[Element box records]
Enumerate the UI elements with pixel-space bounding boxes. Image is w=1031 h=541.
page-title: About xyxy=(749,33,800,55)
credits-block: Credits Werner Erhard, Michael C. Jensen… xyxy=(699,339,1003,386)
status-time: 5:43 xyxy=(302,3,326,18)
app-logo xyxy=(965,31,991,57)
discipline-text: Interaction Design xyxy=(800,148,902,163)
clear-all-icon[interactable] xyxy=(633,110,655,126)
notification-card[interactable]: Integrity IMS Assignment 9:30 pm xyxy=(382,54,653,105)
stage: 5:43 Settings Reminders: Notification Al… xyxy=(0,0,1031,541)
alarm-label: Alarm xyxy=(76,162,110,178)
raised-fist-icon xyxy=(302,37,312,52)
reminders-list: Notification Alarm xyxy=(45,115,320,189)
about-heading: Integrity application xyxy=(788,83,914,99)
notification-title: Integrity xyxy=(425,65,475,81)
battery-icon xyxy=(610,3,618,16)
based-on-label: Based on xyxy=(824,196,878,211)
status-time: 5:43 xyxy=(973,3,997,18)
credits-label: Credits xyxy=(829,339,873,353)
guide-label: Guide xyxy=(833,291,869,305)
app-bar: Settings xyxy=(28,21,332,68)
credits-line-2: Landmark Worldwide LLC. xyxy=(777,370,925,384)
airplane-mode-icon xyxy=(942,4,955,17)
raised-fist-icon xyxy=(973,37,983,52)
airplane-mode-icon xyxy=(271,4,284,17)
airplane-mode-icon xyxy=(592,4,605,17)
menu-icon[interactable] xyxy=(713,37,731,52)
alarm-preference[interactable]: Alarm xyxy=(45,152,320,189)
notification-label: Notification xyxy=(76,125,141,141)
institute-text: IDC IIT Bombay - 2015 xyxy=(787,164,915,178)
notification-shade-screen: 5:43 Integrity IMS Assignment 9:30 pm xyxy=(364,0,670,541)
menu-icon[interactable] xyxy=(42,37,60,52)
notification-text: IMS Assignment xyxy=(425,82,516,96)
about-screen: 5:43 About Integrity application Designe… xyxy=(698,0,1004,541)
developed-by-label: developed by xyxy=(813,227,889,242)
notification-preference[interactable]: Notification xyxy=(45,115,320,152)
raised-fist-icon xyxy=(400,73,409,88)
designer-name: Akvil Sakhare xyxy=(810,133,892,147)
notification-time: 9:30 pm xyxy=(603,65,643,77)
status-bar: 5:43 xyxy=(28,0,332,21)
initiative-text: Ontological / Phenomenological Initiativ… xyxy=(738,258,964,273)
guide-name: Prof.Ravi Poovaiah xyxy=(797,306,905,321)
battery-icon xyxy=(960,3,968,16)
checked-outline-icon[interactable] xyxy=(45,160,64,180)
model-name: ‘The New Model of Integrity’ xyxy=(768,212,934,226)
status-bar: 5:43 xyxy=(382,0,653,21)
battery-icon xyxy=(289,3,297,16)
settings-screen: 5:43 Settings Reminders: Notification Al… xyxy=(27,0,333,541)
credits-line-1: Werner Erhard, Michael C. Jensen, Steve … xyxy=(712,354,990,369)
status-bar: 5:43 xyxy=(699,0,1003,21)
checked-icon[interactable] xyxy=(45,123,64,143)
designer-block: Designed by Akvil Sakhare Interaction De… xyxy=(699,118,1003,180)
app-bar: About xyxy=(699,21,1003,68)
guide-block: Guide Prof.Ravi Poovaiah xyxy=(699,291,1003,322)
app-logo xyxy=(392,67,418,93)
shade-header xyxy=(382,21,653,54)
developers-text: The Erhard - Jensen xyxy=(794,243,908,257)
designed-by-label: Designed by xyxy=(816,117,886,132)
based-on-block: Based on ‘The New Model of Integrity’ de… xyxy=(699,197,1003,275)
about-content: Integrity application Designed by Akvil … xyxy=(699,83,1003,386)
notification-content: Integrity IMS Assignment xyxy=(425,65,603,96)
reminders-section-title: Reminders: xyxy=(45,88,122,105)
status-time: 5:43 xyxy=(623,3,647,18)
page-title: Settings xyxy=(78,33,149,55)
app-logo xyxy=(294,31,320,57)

**Problem**
Rewrite the listing above, replacing "raised-fist-icon" with "fist-logo-icon" everywhere it occurs and leaving everything else unchanged.

**Task output**
Enumerate the UI elements with pixel-space bounding boxes. Image is w=1031 h=541.
page-title: About xyxy=(749,33,800,55)
credits-block: Credits Werner Erhard, Michael C. Jensen… xyxy=(699,339,1003,386)
status-time: 5:43 xyxy=(302,3,326,18)
app-logo xyxy=(965,31,991,57)
discipline-text: Interaction Design xyxy=(800,148,902,163)
clear-all-icon[interactable] xyxy=(633,110,655,126)
notification-card[interactable]: Integrity IMS Assignment 9:30 pm xyxy=(382,54,653,105)
stage: 5:43 Settings Reminders: Notification Al… xyxy=(0,0,1031,541)
alarm-label: Alarm xyxy=(76,162,110,178)
fist-logo-icon xyxy=(302,37,312,52)
reminders-list: Notification Alarm xyxy=(45,115,320,189)
about-heading: Integrity application xyxy=(788,83,914,99)
notification-title: Integrity xyxy=(425,65,475,81)
battery-icon xyxy=(610,3,618,16)
based-on-label: Based on xyxy=(824,196,878,211)
status-time: 5:43 xyxy=(973,3,997,18)
credits-label: Credits xyxy=(829,339,873,353)
guide-label: Guide xyxy=(833,291,869,305)
app-bar: Settings xyxy=(28,21,332,68)
credits-line-2: Landmark Worldwide LLC. xyxy=(777,370,925,384)
airplane-mode-icon xyxy=(942,4,955,17)
fist-logo-icon xyxy=(973,37,983,52)
airplane-mode-icon xyxy=(271,4,284,17)
airplane-mode-icon xyxy=(592,4,605,17)
menu-icon[interactable] xyxy=(713,37,731,52)
alarm-preference[interactable]: Alarm xyxy=(45,152,320,189)
notification-label: Notification xyxy=(76,125,141,141)
institute-text: IDC IIT Bombay - 2015 xyxy=(787,164,915,178)
notification-shade-screen: 5:43 Integrity IMS Assignment 9:30 pm xyxy=(364,0,670,541)
menu-icon[interactable] xyxy=(42,37,60,52)
notification-text: IMS Assignment xyxy=(425,82,516,96)
about-screen: 5:43 About Integrity application Designe… xyxy=(698,0,1004,541)
developed-by-label: developed by xyxy=(813,227,889,242)
notification-preference[interactable]: Notification xyxy=(45,115,320,152)
fist-logo-icon xyxy=(400,73,409,88)
designer-name: Akvil Sakhare xyxy=(810,133,892,147)
notification-time: 9:30 pm xyxy=(603,65,643,77)
status-bar: 5:43 xyxy=(28,0,332,21)
initiative-text: Ontological / Phenomenological Initiativ… xyxy=(738,258,964,273)
guide-name: Prof.Ravi Poovaiah xyxy=(797,306,905,321)
battery-icon xyxy=(960,3,968,16)
checked-outline-icon[interactable] xyxy=(45,160,64,180)
model-name: ‘The New Model of Integrity’ xyxy=(768,212,934,226)
status-bar: 5:43 xyxy=(382,0,653,21)
battery-icon xyxy=(289,3,297,16)
settings-screen: 5:43 Settings Reminders: Notification Al… xyxy=(27,0,333,541)
credits-line-1: Werner Erhard, Michael C. Jensen, Steve … xyxy=(712,354,990,369)
status-bar: 5:43 xyxy=(699,0,1003,21)
checked-icon[interactable] xyxy=(45,123,64,143)
designer-block: Designed by Akvil Sakhare Interaction De… xyxy=(699,118,1003,180)
app-bar: About xyxy=(699,21,1003,68)
guide-block: Guide Prof.Ravi Poovaiah xyxy=(699,291,1003,322)
app-logo xyxy=(392,67,418,93)
shade-header xyxy=(382,21,653,54)
developers-text: The Erhard - Jensen xyxy=(794,243,908,257)
designed-by-label: Designed by xyxy=(816,117,886,132)
based-on-block: Based on ‘The New Model of Integrity’ de… xyxy=(699,197,1003,275)
about-content: Integrity application Designed by Akvil … xyxy=(699,83,1003,386)
notification-content: Integrity IMS Assignment xyxy=(425,65,603,96)
reminders-section-title: Reminders: xyxy=(45,88,122,105)
status-time: 5:43 xyxy=(623,3,647,18)
page-title: Settings xyxy=(78,33,149,55)
app-logo xyxy=(294,31,320,57)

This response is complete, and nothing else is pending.